**AIM OF THE TASK:**
Pull out from the material below all lines with "लटनग".

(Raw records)
══════════════════════════════
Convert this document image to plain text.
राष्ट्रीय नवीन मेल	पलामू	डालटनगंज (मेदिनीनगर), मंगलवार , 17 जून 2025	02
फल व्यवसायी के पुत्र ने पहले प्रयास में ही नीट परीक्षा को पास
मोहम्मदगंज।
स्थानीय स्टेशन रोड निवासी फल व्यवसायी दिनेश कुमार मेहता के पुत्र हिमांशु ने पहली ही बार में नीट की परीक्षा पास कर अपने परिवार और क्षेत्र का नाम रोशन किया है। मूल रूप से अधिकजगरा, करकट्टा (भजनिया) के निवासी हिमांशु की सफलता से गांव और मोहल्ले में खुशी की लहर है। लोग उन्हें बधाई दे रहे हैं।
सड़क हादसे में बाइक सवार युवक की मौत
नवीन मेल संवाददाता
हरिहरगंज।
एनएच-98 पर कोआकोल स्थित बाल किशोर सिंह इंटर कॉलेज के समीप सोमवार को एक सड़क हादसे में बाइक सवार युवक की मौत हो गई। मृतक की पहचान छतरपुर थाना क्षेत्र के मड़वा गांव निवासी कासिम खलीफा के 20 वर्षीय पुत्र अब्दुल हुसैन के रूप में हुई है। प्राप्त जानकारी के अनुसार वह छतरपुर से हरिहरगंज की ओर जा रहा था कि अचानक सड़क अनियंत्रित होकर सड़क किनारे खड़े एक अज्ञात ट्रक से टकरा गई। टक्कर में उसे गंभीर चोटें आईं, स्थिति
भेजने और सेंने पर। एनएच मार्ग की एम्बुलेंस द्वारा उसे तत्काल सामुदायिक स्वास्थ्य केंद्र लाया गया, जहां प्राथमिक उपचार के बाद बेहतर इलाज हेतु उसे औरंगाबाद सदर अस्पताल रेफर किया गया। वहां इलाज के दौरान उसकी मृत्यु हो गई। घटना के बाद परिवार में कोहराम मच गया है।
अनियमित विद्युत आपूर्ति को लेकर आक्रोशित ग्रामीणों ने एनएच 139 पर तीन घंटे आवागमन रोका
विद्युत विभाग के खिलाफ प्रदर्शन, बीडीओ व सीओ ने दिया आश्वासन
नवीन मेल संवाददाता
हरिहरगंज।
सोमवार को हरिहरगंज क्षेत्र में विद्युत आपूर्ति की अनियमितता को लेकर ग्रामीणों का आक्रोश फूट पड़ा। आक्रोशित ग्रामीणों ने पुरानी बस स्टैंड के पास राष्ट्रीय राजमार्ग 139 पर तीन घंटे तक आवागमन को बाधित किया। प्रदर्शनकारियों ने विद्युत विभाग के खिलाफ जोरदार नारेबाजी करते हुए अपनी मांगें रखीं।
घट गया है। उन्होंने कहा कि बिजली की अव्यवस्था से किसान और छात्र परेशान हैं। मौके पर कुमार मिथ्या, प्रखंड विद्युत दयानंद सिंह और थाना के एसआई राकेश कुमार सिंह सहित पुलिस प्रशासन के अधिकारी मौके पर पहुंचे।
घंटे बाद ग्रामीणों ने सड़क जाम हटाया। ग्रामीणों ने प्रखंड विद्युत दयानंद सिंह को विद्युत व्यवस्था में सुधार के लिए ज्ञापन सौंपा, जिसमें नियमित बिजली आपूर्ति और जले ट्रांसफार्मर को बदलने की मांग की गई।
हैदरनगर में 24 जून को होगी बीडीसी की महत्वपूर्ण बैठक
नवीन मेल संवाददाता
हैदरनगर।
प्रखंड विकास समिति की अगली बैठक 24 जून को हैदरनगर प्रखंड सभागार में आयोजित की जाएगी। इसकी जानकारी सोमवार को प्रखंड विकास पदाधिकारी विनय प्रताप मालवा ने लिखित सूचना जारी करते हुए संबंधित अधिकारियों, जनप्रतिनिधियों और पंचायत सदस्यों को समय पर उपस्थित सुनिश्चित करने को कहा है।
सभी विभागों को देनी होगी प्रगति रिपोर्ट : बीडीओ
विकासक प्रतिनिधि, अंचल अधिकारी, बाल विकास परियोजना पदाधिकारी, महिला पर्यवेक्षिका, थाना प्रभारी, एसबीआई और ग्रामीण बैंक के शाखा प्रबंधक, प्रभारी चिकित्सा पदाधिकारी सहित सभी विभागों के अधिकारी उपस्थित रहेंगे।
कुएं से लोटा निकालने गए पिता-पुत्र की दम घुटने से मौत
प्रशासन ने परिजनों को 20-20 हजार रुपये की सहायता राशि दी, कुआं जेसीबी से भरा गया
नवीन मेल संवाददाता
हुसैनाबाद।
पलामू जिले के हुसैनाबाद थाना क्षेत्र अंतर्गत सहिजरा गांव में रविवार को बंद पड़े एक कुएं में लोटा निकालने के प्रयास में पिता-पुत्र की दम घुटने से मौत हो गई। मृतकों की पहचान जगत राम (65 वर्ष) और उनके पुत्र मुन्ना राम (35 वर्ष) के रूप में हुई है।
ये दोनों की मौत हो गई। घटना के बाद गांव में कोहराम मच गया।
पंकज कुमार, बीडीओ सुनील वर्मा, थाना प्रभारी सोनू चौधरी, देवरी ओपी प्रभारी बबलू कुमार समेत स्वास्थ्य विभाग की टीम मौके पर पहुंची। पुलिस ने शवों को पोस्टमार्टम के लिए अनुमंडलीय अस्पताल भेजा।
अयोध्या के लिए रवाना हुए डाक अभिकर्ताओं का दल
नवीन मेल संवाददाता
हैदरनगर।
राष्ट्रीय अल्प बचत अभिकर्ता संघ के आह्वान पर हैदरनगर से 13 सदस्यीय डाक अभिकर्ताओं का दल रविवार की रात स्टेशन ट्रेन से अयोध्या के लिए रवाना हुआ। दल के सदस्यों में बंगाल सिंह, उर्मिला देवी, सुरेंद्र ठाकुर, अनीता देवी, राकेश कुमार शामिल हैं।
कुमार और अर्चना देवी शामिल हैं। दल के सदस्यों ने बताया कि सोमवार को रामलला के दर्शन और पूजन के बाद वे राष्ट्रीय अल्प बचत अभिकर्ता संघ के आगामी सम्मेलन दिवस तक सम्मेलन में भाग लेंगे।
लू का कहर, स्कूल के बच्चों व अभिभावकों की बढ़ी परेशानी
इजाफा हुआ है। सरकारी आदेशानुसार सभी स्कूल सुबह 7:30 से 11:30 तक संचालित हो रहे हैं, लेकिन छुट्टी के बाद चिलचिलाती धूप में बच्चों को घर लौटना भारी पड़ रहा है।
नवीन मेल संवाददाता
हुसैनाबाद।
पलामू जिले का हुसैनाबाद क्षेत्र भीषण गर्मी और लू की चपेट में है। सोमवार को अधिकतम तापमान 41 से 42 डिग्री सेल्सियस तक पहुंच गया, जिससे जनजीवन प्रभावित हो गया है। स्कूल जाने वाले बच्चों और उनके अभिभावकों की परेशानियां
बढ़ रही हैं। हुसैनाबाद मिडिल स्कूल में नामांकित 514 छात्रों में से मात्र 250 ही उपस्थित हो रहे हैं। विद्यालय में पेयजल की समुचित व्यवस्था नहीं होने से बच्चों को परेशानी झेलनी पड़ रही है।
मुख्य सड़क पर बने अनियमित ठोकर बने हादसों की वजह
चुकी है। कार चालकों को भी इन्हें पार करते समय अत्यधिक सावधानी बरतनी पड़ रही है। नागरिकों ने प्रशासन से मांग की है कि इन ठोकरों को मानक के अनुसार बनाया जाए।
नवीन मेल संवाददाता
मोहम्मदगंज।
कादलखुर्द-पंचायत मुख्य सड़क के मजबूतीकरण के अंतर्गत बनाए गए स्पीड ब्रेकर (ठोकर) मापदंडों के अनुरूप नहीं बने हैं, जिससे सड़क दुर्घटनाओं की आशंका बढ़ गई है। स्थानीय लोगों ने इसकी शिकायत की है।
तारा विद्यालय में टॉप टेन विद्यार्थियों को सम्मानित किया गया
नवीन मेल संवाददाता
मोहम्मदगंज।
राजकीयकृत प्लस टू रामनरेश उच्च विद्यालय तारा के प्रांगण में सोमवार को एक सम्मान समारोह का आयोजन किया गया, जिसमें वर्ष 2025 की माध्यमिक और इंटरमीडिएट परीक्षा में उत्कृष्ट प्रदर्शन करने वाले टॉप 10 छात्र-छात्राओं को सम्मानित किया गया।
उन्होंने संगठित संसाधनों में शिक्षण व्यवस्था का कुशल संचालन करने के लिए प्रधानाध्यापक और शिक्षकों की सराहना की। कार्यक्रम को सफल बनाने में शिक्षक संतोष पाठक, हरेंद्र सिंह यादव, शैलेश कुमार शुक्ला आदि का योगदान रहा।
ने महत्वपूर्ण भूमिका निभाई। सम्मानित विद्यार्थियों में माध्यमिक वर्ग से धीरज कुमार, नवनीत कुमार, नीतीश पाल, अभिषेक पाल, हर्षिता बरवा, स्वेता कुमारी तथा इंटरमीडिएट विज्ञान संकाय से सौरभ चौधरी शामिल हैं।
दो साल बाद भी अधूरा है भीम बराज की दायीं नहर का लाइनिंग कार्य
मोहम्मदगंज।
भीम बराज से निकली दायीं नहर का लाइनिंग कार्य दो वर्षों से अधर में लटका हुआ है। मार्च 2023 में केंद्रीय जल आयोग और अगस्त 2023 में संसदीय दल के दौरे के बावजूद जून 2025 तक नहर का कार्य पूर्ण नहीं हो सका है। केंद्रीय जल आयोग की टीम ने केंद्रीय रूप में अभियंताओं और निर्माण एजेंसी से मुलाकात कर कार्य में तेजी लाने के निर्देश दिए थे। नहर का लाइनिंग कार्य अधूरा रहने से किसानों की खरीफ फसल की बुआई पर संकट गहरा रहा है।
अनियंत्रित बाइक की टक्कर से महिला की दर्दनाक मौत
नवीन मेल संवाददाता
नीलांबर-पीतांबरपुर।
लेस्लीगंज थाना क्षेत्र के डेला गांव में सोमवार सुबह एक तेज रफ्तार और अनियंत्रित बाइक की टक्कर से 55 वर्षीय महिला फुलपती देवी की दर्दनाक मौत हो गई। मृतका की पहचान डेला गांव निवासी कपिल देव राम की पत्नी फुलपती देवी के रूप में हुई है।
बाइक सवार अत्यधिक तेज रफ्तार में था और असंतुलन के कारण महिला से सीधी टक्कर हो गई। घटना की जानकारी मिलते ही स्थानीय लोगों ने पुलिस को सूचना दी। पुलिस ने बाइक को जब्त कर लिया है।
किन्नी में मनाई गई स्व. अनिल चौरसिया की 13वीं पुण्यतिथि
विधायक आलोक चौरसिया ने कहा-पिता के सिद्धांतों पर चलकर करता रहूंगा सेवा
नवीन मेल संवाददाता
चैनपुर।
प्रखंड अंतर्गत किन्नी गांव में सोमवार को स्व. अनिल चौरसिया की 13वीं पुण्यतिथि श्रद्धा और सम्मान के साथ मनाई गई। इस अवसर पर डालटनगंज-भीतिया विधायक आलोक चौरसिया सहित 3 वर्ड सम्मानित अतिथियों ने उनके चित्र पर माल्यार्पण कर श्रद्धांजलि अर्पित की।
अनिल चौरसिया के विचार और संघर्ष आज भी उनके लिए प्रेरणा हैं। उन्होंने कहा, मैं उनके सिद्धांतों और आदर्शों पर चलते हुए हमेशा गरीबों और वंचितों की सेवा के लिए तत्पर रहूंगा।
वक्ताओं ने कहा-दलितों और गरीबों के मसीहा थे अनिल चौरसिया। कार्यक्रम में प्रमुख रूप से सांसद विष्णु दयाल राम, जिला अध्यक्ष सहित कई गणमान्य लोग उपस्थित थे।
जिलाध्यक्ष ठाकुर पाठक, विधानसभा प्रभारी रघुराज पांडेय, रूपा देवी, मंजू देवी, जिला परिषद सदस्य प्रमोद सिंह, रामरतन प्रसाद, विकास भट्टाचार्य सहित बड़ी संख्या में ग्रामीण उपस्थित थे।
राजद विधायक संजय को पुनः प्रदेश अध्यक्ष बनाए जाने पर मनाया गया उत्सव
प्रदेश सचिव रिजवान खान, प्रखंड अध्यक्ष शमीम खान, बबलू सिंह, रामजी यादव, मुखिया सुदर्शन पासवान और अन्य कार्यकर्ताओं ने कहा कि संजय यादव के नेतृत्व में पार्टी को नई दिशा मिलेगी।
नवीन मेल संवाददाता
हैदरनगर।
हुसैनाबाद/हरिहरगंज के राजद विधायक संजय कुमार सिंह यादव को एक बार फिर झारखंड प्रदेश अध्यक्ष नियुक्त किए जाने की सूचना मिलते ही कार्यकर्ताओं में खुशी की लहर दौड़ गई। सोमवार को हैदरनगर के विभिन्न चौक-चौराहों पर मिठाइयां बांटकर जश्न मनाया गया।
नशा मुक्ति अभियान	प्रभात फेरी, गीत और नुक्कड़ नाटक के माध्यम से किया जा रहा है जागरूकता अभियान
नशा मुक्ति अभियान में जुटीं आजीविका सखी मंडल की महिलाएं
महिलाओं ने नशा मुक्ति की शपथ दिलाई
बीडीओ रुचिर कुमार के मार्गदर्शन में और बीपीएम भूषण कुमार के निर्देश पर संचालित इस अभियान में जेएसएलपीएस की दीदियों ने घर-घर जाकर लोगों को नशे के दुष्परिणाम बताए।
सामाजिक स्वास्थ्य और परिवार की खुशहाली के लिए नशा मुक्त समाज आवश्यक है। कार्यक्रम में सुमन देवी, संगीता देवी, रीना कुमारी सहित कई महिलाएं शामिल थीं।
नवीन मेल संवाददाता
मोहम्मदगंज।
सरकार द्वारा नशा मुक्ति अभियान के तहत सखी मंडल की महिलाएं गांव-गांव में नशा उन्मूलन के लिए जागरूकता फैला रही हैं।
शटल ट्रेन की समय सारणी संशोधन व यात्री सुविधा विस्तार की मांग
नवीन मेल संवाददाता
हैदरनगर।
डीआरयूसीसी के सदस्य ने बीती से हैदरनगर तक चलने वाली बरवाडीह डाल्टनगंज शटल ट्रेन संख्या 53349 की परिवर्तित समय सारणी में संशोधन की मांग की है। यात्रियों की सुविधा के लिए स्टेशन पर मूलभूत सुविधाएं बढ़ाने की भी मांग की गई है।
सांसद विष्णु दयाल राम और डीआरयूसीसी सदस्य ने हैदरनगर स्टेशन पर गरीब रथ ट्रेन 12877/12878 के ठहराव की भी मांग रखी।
══════════════════════════════
**OUTPUT OF THE TASK:**
राष्ट्रीय नवीन मेल	पलामू	डालटनगंज (मेदिनीनगर), मंगलवार , 17 जून 2025	02
प्रखंड अंतर्गत किन्नी गांव में सोमवार को स्व. अनिल चौरसिया की 13वीं पुण्यतिथि श्रद्धा और सम्मान के साथ मनाई गई। इस अवसर पर डालटनगंज-भीतिया विधायक आलोक चौरसिया सहित 3 वर्ड सम्मानित अतिथियों ने उनके चित्र पर माल्यार्पण कर श्रद्धांजलि अर्पित की।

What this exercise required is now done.